◆ What to do
Output the material below in its entirety, exactly as given.

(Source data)
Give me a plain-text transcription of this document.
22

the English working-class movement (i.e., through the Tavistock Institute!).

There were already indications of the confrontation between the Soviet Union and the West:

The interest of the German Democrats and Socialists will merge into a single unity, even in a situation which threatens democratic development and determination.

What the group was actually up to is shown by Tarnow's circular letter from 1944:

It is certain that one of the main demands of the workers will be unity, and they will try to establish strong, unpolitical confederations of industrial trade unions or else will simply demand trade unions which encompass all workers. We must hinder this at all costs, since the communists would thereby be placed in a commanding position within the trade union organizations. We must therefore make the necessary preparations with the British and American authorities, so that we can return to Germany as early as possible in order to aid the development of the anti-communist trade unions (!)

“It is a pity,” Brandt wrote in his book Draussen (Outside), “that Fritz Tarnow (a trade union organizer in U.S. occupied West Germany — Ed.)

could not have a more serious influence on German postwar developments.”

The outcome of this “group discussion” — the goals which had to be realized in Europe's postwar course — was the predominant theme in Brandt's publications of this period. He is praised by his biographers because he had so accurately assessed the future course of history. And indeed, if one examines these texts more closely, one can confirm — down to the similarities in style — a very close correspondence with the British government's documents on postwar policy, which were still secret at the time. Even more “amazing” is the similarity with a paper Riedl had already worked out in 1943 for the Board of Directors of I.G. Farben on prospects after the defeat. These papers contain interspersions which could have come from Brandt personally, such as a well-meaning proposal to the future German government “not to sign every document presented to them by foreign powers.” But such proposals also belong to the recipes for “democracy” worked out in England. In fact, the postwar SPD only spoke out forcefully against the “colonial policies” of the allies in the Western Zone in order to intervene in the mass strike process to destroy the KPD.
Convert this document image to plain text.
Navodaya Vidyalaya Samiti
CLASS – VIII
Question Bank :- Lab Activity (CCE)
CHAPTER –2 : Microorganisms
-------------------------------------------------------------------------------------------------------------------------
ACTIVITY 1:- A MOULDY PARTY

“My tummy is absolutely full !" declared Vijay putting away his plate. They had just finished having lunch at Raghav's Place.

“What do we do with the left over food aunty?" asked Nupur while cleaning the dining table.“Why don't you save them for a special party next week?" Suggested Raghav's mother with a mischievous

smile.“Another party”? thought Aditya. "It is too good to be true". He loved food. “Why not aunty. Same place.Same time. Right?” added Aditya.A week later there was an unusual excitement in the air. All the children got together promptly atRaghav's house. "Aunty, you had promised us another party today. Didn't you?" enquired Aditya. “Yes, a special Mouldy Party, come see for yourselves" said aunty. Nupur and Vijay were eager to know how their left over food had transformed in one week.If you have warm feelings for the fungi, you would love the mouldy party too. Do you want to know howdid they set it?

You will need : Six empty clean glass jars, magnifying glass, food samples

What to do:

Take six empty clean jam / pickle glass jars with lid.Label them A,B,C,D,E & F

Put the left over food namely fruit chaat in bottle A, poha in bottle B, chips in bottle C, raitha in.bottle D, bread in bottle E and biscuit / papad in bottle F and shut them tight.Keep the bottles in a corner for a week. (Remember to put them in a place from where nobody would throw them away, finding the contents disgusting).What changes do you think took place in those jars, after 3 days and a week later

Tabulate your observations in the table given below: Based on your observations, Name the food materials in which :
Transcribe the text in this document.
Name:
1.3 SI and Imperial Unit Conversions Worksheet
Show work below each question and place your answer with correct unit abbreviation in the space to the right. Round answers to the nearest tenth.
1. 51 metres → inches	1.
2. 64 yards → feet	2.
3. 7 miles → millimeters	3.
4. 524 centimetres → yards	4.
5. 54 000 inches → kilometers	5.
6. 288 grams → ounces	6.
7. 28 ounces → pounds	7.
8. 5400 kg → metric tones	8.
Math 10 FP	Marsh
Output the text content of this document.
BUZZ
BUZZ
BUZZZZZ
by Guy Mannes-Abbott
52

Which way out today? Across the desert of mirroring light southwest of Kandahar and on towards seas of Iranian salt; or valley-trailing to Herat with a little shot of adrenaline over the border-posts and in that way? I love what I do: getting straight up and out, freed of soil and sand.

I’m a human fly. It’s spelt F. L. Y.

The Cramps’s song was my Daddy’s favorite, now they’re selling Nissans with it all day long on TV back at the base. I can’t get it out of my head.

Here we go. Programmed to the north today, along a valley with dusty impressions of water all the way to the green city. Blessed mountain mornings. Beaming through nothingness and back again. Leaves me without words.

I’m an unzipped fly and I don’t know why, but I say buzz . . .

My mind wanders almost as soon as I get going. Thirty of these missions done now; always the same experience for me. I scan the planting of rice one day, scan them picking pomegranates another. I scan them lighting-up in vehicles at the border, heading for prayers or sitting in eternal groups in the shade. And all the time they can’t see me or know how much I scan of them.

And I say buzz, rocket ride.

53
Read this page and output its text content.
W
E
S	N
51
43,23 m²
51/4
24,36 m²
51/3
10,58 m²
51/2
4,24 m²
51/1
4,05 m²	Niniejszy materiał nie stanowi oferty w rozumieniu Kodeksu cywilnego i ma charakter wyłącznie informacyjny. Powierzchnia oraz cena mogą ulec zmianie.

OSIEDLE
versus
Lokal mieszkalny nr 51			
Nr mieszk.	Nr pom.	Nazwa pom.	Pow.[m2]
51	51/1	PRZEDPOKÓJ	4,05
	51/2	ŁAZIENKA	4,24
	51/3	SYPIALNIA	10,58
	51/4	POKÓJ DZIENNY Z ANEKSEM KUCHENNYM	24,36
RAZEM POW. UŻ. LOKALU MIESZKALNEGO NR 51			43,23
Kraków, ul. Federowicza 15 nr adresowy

◆ Task solution
Give me a plain-text transcription of this document.
22

the English working-class movement (i.e., through the Tavistock Institute!).

There were already indications of the confrontation between the Soviet Union and the West:

The interest of the German Democrats and Socialists will merge into a single unity, even in a situation which threatens democratic development and determination.

What the group was actually up to is shown by Tarnow's circular letter from 1944:

It is certain that one of the main demands of the workers will be unity, and they will try to establish strong, unpolitical confederations of industrial trade unions or else will simply demand trade unions which encompass all workers. We must hinder this at all costs, since the communists would thereby be placed in a commanding position within the trade union organizations. We must therefore make the necessary preparations with the British and American authorities, so that we can return to Germany as early as possible in order to aid the development of the anti-communist trade unions (!)

“It is a pity,” Brandt wrote in his book Draussen (Outside), “that Fritz Tarnow (a trade union organizer in U.S. occupied West Germany — Ed.)

could not have a more serious influence on German postwar developments.”

The outcome of this “group discussion” — the goals which had to be realized in Europe's postwar course — was the predominant theme in Brandt's publications of this period. He is praised by his biographers because he had so accurately assessed the future course of history. And indeed, if one examines these texts more closely, one can confirm — down to the similarities in style — a very close correspondence with the British government's documents on postwar policy, which were still secret at the time. Even more “amazing” is the similarity with a paper Riedl had already worked out in 1943 for the Board of Directors of I.G. Farben on prospects after the defeat. These papers contain interspersions which could have come from Brandt personally, such as a well-meaning proposal to the future German government “not to sign every document presented to them by foreign powers.” But such proposals also belong to the recipes for “democracy” worked out in England. In fact, the postwar SPD only spoke out forcefully against the “colonial policies” of the allies in the Western Zone in order to intervene in the mass strike process to destroy the KPD.
Convert this document image to plain text.
Navodaya Vidyalaya Samiti
CLASS – VIII
Question Bank :- Lab Activity (CCE)
CHAPTER –2 : Microorganisms
-------------------------------------------------------------------------------------------------------------------------
ACTIVITY 1:- A MOULDY PARTY

“My tummy is absolutely full !" declared Vijay putting away his plate. They had just finished having lunch at Raghav's Place.

“What do we do with the left over food aunty?" asked Nupur while cleaning the dining table.“Why don't you save them for a special party next week?" Suggested Raghav's mother with a mischievous

smile.“Another party”? thought Aditya. "It is too good to be true". He loved food. “Why not aunty. Same place.Same time. Right?” added Aditya.A week later there was an unusual excitement in the air. All the children got together promptly atRaghav's house. "Aunty, you had promised us another party today. Didn't you?" enquired Aditya. “Yes, a special Mouldy Party, come see for yourselves" said aunty. Nupur and Vijay were eager to know how their left over food had transformed in one week.If you have warm feelings for the fungi, you would love the mouldy party too. Do you want to know howdid they set it?

You will need : Six empty clean glass jars, magnifying glass, food samples

What to do:

Take six empty clean jam / pickle glass jars with lid.Label them A,B,C,D,E & F

Put the left over food namely fruit chaat in bottle A, poha in bottle B, chips in bottle C, raitha in.bottle D, bread in bottle E and biscuit / papad in bottle F and shut them tight.Keep the bottles in a corner for a week. (Remember to put them in a place from where nobody would throw them away, finding the contents disgusting).What changes do you think took place in those jars, after 3 days and a week later

Tabulate your observations in the table given below: Based on your observations, Name the food materials in which :
Transcribe the text in this document.
Name:
1.3 SI and Imperial Unit Conversions Worksheet
Show work below each question and place your answer with correct unit abbreviation in the space to the right. Round answers to the nearest tenth.
1. 51 metres → inches	1.
2. 64 yards → feet	2.
3. 7 miles → millimeters	3.
4. 524 centimetres → yards	4.
5. 54 000 inches → kilometers	5.
6. 288 grams → ounces	6.
7. 28 ounces → pounds	7.
8. 5400 kg → metric tones	8.
Math 10 FP	Marsh
Output the text content of this document.
BUZZ
BUZZ
BUZZZZZ
by Guy Mannes-Abbott
52

Which way out today? Across the desert of mirroring light southwest of Kandahar and on towards seas of Iranian salt; or valley-trailing to Herat with a little shot of adrenaline over the border-posts and in that way? I love what I do: getting straight up and out, freed of soil and sand.

I’m a human fly. It’s spelt F. L. Y.

The Cramps’s song was my Daddy’s favorite, now they’re selling Nissans with it all day long on TV back at the base. I can’t get it out of my head.

Here we go. Programmed to the north today, along a valley with dusty impressions of water all the way to the green city. Blessed mountain mornings. Beaming through nothingness and back again. Leaves me without words.

I’m an unzipped fly and I don’t know why, but I say buzz . . .

My mind wanders almost as soon as I get going. Thirty of these missions done now; always the same experience for me. I scan the planting of rice one day, scan them picking pomegranates another. I scan them lighting-up in vehicles at the border, heading for prayers or sitting in eternal groups in the shade. And all the time they can’t see me or know how much I scan of them.

And I say buzz, rocket ride.

53
Read this page and output its text content.
W
E
S	N
51
43,23 m²
51/4
24,36 m²
51/3
10,58 m²
51/2
4,24 m²
51/1
4,05 m²	Niniejszy materiał nie stanowi oferty w rozumieniu Kodeksu cywilnego i ma charakter wyłącznie informacyjny. Powierzchnia oraz cena mogą ulec zmianie.

OSIEDLE
versus
Lokal mieszkalny nr 51			
Nr mieszk.	Nr pom.	Nazwa pom.	Pow.[m2]
51	51/1	PRZEDPOKÓJ	4,05
	51/2	ŁAZIENKA	4,24
	51/3	SYPIALNIA	10,58
	51/4	POKÓJ DZIENNY Z ANEKSEM KUCHENNYM	24,36
RAZEM POW. UŻ. LOKALU MIESZKALNEGO NR 51			43,23
Kraków, ul. Federowicza 15 nr adresowy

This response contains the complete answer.